[Extracted records]
==*==

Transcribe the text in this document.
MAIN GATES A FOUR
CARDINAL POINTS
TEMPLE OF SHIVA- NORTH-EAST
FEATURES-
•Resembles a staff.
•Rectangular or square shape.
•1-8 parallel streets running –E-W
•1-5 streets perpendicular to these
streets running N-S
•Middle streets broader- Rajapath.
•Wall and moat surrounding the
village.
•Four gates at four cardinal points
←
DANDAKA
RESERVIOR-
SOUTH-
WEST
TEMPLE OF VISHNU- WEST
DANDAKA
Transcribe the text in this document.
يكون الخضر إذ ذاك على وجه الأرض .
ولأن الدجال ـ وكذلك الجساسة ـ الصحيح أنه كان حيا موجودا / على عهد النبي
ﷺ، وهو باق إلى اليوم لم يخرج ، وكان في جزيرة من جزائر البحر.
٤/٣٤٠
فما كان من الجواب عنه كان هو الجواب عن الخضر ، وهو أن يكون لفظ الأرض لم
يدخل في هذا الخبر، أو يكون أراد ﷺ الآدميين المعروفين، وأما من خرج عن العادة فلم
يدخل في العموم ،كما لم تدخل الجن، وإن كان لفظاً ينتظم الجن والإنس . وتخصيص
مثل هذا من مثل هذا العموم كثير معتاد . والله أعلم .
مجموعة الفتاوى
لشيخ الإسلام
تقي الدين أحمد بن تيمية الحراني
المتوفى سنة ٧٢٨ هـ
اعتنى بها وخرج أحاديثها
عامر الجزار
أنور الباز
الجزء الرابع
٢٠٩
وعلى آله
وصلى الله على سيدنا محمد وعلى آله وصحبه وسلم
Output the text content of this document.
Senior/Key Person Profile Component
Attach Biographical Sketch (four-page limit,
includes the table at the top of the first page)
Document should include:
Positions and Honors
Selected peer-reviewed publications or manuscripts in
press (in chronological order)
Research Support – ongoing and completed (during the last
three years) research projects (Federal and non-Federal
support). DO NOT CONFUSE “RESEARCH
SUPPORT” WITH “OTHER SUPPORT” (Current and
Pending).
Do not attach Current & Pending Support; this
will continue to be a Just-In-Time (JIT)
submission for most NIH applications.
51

==*==

Problem description:
Write out all the lines again, exactly as they are.

Task result:
Transcribe the text in this document.
MAIN GATES A FOUR
CARDINAL POINTS
TEMPLE OF SHIVA- NORTH-EAST
FEATURES-
•Resembles a staff.
•Rectangular or square shape.
•1-8 parallel streets running –E-W
•1-5 streets perpendicular to these
streets running N-S
•Middle streets broader- Rajapath.
•Wall and moat surrounding the
village.
•Four gates at four cardinal points
←
DANDAKA
RESERVIOR-
SOUTH-
WEST
TEMPLE OF VISHNU- WEST
DANDAKA
Transcribe the text in this document.
يكون الخضر إذ ذاك على وجه الأرض .
ولأن الدجال ـ وكذلك الجساسة ـ الصحيح أنه كان حيا موجودا / على عهد النبي
ﷺ، وهو باق إلى اليوم لم يخرج ، وكان في جزيرة من جزائر البحر.
٤/٣٤٠
فما كان من الجواب عنه كان هو الجواب عن الخضر ، وهو أن يكون لفظ الأرض لم
يدخل في هذا الخبر، أو يكون أراد ﷺ الآدميين المعروفين، وأما من خرج عن العادة فلم
يدخل في العموم ،كما لم تدخل الجن، وإن كان لفظاً ينتظم الجن والإنس . وتخصيص
مثل هذا من مثل هذا العموم كثير معتاد . والله أعلم .
مجموعة الفتاوى
لشيخ الإسلام
تقي الدين أحمد بن تيمية الحراني
المتوفى سنة ٧٢٨ هـ
اعتنى بها وخرج أحاديثها
عامر الجزار
أنور الباز
الجزء الرابع
٢٠٩
وعلى آله
وصلى الله على سيدنا محمد وعلى آله وصحبه وسلم
Output the text content of this document.
Senior/Key Person Profile Component
Attach Biographical Sketch (four-page limit,
includes the table at the top of the first page)
Document should include:
Positions and Honors
Selected peer-reviewed publications or manuscripts in
press (in chronological order)
Research Support – ongoing and completed (during the last
three years) research projects (Federal and non-Federal
support). DO NOT CONFUSE “RESEARCH
SUPPORT” WITH “OTHER SUPPORT” (Current and
Pending).
Do not attach Current & Pending Support; this
will continue to be a Just-In-Time (JIT)
submission for most NIH applications.
51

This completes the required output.